■ **Supplied data**:
-- -- --

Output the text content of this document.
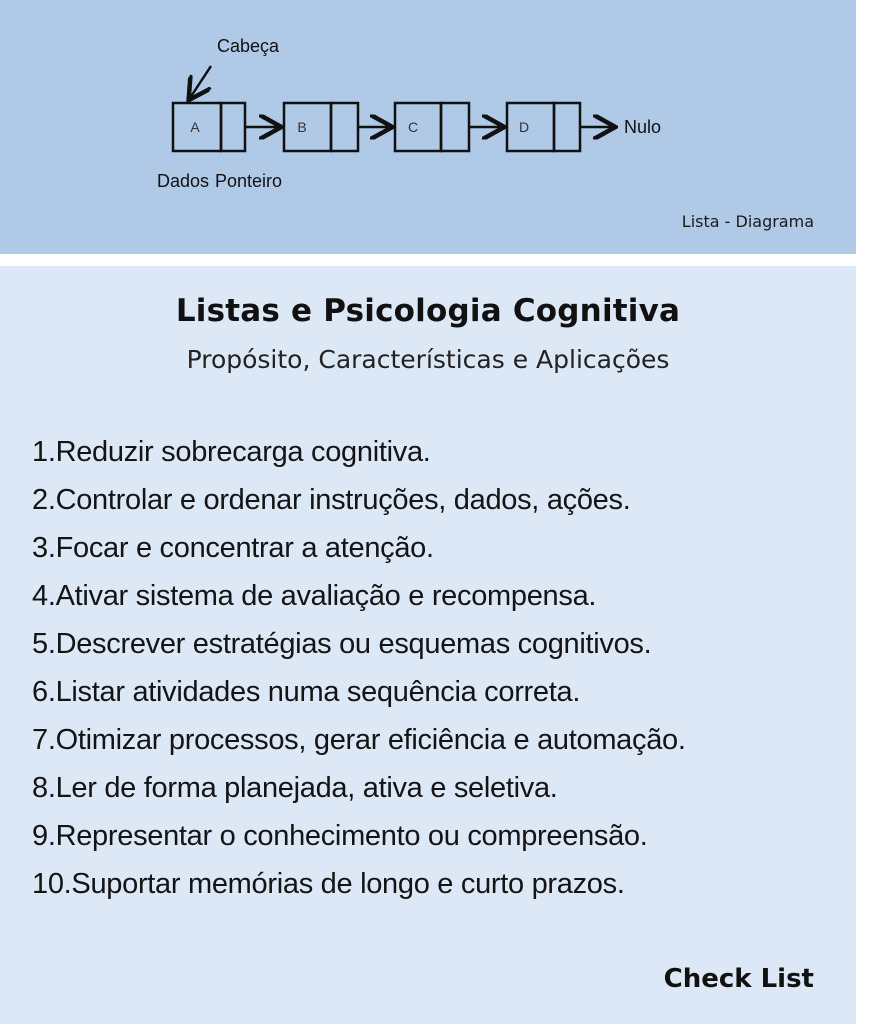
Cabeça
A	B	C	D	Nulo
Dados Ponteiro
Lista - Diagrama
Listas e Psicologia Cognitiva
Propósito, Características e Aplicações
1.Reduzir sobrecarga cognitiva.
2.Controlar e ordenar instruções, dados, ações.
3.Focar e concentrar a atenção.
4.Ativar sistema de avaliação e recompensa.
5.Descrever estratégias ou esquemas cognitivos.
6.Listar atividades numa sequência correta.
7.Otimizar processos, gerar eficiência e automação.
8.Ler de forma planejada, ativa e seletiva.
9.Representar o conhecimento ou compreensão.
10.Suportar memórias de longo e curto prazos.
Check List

-- -- --

■ **Directions for this task**:
The pictures should not appear in the copy; every other part of the records above must be returned exactly.

■ **Exercise response**:
Output the text content of this document.
Cabeça
A	B	C	D	Nulo
Dados Ponteiro
Lista - Diagrama
Listas e Psicologia Cognitiva
Propósito, Características e Aplicações
1.Reduzir sobrecarga cognitiva.
2.Controlar e ordenar instruções, dados, ações.
3.Focar e concentrar a atenção.
4.Ativar sistema de avaliação e recompensa.
5.Descrever estratégias ou esquemas cognitivos.
6.Listar atividades numa sequência correta.
7.Otimizar processos, gerar eficiência e automação.
8.Ler de forma planejada, ativa e seletiva.
9.Representar o conhecimento ou compreensão.
10.Suportar memórias de longo e curto prazos.
Check List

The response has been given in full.